§ **TASK TO COMPLETE**
Return the lines below that carry the word "preferred".

>> begin DATA SHOWN

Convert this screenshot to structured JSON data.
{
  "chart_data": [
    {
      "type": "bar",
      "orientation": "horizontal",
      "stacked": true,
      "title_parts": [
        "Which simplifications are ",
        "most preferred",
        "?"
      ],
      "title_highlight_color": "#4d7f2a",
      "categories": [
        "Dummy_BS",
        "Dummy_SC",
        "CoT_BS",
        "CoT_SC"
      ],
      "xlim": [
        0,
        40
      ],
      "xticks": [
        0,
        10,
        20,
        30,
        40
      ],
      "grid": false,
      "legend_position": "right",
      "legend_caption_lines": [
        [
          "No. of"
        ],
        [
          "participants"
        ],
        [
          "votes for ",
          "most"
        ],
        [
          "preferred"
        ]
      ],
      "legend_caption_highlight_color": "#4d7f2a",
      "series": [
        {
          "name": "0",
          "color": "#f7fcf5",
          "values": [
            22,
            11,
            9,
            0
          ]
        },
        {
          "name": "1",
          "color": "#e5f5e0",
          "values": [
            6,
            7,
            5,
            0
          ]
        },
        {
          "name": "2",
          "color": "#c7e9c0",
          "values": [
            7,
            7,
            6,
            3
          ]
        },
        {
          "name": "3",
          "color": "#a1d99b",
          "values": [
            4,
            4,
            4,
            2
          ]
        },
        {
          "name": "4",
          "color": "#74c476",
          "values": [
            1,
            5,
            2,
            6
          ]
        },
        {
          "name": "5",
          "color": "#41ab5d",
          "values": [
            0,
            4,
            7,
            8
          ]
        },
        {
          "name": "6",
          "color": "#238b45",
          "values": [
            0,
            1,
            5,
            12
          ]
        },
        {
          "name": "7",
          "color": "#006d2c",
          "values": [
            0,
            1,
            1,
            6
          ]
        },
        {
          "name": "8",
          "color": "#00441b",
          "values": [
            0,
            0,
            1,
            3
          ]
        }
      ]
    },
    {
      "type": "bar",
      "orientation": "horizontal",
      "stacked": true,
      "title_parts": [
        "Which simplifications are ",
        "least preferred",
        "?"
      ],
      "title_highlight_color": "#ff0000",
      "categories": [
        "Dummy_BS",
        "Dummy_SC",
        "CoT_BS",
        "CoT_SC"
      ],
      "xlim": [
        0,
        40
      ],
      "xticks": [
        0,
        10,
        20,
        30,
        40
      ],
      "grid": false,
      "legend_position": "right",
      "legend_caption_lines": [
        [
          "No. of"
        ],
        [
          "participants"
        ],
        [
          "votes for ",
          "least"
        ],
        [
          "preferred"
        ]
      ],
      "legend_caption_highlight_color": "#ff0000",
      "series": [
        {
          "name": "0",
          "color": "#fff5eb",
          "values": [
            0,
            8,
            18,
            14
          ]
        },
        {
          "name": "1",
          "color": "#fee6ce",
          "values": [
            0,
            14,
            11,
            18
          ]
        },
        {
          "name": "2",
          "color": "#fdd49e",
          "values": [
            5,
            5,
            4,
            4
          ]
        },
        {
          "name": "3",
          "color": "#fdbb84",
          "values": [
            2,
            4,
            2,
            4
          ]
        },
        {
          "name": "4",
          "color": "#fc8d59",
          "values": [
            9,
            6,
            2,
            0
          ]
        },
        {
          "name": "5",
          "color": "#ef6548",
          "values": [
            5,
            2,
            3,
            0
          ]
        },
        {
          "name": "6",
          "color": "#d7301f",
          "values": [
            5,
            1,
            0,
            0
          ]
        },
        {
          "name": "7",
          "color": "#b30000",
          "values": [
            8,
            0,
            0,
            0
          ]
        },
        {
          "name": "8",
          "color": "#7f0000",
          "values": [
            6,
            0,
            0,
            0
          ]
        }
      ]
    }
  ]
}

>> end DATA SHOWN

§ **WRITTEN RESPONSE**
        "most preferred",
          "preferred"
        "least preferred",
          "preferred"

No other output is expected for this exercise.